• [EXERCISE BRIEF]: In the entries that follow, locate the line with "What does this", then restate that line and all later lines exactly as they appear, leaving pictures out.

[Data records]
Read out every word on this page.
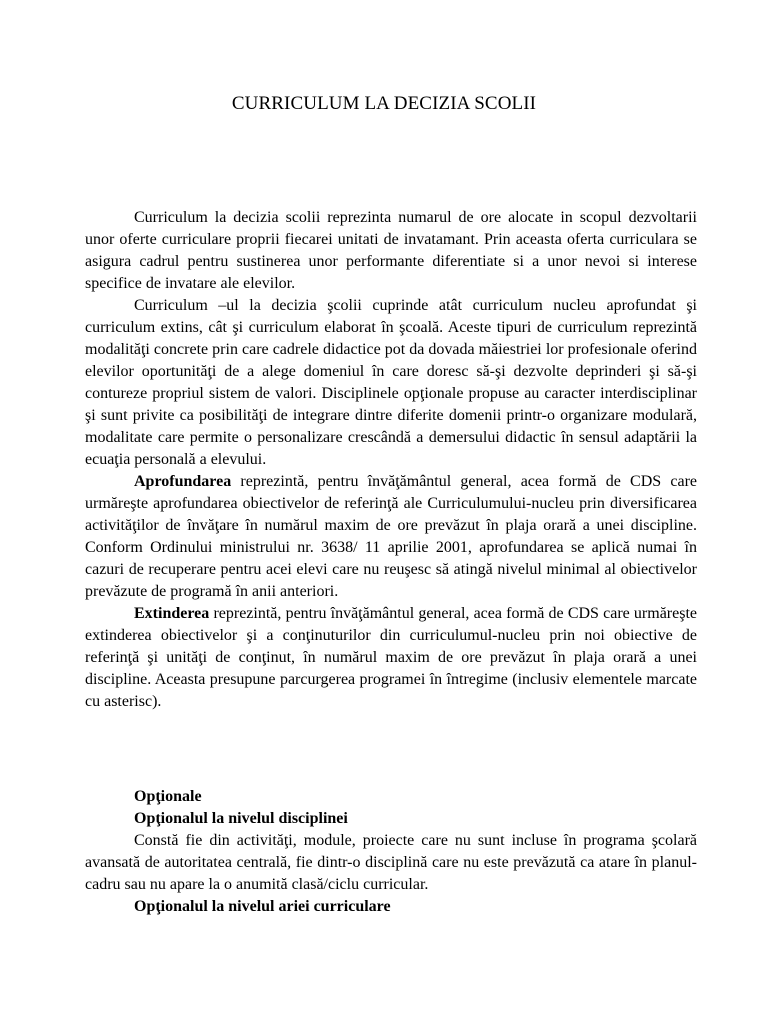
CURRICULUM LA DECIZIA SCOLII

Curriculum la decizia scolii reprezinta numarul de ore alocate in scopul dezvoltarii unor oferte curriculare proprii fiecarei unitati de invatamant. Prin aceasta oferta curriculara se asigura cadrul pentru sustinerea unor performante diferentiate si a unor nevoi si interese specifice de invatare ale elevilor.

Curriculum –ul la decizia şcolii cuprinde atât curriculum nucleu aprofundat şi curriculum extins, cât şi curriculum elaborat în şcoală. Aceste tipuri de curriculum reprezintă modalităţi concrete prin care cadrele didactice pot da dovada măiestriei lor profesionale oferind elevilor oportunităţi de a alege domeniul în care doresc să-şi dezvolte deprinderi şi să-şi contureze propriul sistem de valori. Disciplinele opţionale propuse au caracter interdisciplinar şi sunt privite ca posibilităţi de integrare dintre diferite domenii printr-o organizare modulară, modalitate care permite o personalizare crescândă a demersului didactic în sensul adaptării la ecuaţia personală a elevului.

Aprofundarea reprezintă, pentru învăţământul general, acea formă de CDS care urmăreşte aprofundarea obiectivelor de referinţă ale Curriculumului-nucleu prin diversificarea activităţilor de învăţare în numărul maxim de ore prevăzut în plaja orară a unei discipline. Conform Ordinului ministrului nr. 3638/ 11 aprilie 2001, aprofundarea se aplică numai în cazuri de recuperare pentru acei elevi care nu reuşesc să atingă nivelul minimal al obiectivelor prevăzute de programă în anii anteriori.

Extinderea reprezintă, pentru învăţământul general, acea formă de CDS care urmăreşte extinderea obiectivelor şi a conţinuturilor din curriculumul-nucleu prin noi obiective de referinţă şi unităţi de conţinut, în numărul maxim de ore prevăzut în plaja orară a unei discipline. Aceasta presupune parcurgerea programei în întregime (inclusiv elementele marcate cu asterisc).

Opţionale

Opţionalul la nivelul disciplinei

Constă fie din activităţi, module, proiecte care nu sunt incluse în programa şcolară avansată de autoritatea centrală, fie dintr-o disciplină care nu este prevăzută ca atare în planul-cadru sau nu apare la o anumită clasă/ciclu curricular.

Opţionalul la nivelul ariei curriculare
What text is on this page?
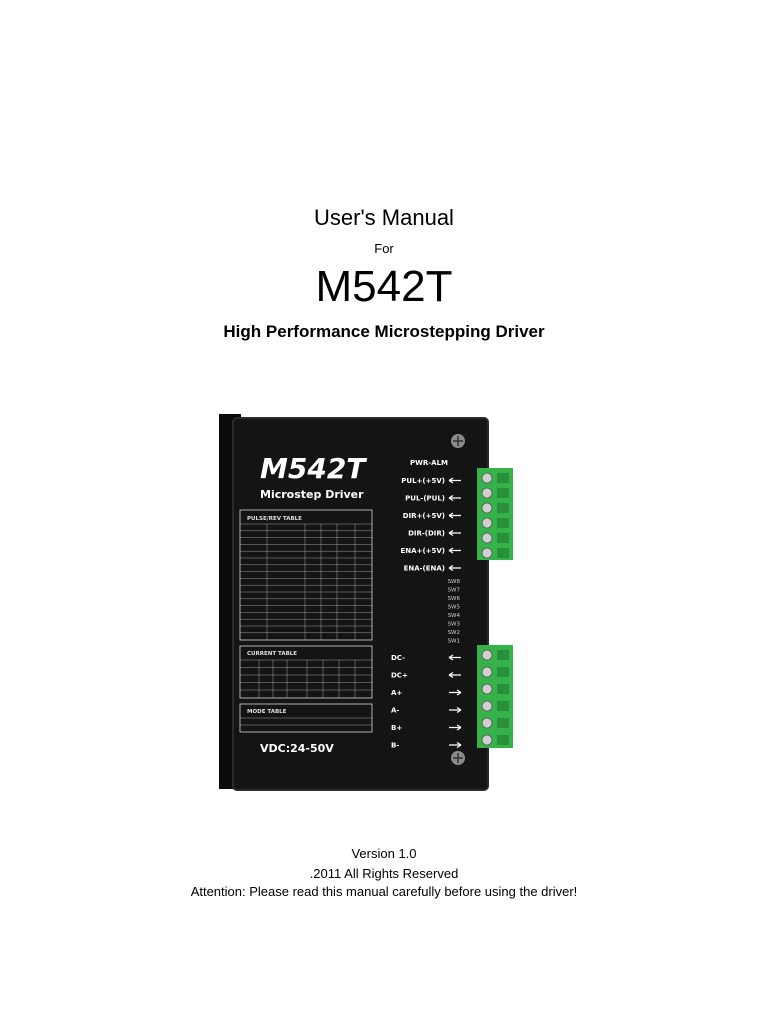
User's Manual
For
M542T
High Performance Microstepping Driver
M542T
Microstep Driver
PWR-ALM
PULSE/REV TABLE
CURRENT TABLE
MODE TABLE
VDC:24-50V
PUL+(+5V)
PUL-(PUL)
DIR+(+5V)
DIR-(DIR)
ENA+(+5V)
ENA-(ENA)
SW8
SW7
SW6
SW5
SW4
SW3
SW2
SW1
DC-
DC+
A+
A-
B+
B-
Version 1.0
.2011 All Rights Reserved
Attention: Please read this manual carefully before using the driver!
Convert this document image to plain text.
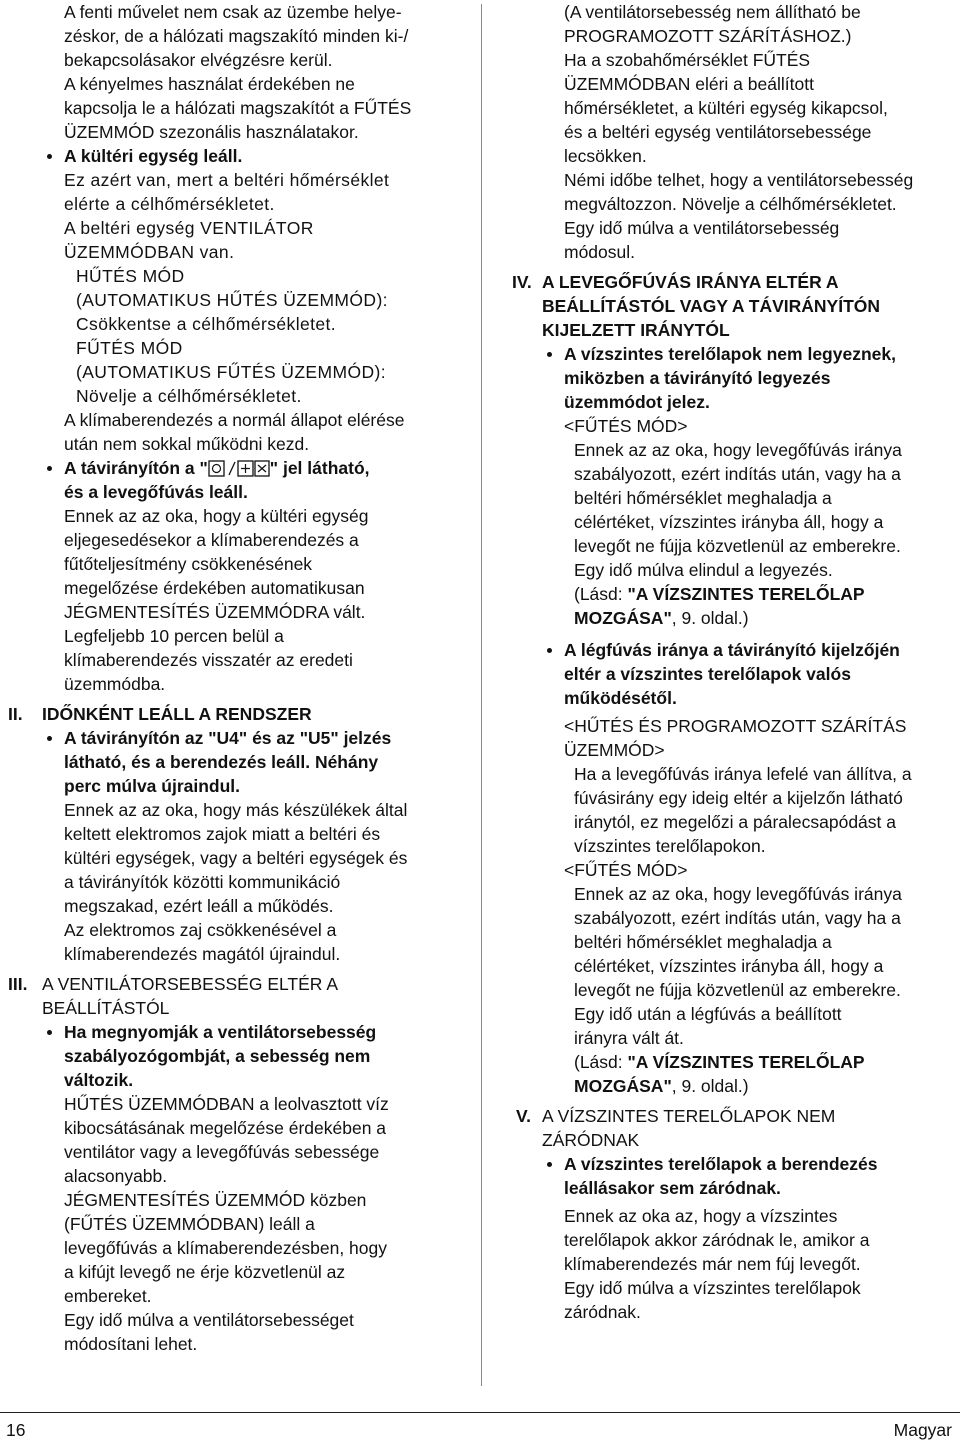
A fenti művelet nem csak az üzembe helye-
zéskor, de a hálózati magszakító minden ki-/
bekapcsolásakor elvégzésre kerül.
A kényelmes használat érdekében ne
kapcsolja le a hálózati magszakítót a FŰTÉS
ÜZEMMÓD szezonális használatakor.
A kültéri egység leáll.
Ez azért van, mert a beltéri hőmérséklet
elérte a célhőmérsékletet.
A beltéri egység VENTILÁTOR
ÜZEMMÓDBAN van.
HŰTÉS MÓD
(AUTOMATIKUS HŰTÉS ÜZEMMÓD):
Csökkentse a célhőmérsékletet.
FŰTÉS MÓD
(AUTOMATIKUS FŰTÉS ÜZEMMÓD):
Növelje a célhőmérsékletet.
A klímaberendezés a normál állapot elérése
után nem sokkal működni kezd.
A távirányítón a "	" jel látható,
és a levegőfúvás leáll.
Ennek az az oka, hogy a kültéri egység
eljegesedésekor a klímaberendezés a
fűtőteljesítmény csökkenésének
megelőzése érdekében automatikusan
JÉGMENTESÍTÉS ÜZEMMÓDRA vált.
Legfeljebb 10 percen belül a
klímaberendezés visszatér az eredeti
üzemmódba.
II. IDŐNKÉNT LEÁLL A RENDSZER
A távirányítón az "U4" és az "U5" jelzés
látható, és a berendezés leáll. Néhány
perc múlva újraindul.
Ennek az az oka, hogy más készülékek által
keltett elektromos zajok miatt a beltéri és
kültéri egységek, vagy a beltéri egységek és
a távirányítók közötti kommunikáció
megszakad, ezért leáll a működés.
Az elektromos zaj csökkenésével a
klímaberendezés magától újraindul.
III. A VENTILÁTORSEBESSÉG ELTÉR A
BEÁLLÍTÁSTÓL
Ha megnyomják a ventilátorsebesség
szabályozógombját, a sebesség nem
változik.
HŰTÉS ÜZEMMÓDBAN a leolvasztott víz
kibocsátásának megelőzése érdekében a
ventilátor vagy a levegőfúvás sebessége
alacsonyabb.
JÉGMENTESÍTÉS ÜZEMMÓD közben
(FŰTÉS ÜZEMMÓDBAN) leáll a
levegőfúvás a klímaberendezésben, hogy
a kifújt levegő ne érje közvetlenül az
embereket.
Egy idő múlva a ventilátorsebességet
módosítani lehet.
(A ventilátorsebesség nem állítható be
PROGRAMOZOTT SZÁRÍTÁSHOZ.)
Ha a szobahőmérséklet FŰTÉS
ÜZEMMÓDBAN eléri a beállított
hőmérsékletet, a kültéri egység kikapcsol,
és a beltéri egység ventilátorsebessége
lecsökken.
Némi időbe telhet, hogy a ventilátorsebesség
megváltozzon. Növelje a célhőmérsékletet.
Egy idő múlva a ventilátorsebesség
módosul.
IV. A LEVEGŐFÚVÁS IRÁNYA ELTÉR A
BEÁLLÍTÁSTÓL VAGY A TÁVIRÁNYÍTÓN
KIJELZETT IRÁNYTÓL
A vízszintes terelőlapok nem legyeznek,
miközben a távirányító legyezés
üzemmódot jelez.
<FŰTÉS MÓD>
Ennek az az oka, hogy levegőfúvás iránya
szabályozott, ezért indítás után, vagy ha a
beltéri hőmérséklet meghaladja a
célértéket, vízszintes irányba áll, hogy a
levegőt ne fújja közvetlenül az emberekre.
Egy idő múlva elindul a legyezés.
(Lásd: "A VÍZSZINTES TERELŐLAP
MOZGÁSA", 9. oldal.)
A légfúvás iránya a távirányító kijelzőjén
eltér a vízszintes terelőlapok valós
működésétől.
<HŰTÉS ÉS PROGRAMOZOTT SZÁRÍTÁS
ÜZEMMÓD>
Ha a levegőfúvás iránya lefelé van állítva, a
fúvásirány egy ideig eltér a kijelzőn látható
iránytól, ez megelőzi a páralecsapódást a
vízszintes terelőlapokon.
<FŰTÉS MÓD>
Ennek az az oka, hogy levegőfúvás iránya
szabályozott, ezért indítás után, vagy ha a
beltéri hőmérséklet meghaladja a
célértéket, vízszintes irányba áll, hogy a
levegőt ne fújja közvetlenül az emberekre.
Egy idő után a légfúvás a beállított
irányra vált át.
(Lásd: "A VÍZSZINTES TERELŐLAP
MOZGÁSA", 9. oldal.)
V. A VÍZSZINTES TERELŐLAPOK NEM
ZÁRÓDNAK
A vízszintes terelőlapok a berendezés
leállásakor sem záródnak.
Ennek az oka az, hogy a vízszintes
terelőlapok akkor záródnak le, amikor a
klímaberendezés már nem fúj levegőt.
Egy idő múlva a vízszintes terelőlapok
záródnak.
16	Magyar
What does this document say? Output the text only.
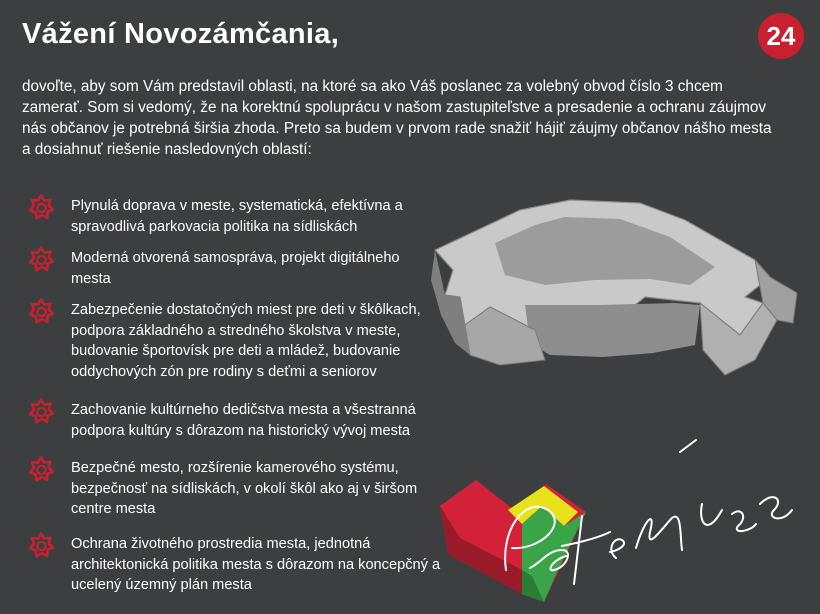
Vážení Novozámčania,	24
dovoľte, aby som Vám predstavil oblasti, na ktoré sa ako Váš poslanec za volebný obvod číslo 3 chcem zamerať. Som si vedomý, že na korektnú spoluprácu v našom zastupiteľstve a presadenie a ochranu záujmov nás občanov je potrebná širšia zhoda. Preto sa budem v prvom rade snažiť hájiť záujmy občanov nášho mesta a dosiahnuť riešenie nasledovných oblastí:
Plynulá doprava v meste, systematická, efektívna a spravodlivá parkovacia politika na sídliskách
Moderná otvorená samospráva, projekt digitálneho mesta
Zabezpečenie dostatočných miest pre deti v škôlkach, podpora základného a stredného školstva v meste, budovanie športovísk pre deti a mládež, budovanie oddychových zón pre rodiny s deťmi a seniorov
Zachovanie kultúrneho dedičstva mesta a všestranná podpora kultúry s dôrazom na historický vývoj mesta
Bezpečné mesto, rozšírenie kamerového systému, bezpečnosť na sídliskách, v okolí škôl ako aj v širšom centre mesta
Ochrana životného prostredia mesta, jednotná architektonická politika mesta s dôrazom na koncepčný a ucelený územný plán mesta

• [EXERCISE ANSWER]:
What does this document say? Output the text only.
Vážení Novozámčania,	24
dovoľte, aby som Vám predstavil oblasti, na ktoré sa ako Váš poslanec za volebný obvod číslo 3 chcem zamerať. Som si vedomý, že na korektnú spoluprácu v našom zastupiteľstve a presadenie a ochranu záujmov nás občanov je potrebná širšia zhoda. Preto sa budem v prvom rade snažiť hájiť záujmy občanov nášho mesta a dosiahnuť riešenie nasledovných oblastí:
Plynulá doprava v meste, systematická, efektívna a spravodlivá parkovacia politika na sídliskách
Moderná otvorená samospráva, projekt digitálneho mesta
Zabezpečenie dostatočných miest pre deti v škôlkach, podpora základného a stredného školstva v meste, budovanie športovísk pre deti a mládež, budovanie oddychových zón pre rodiny s deťmi a seniorov
Zachovanie kultúrneho dedičstva mesta a všestranná podpora kultúry s dôrazom na historický vývoj mesta
Bezpečné mesto, rozšírenie kamerového systému, bezpečnosť na sídliskách, v okolí škôl ako aj v širšom centre mesta
Ochrana životného prostredia mesta, jednotná architektonická politika mesta s dôrazom na koncepčný a ucelený územný plán mesta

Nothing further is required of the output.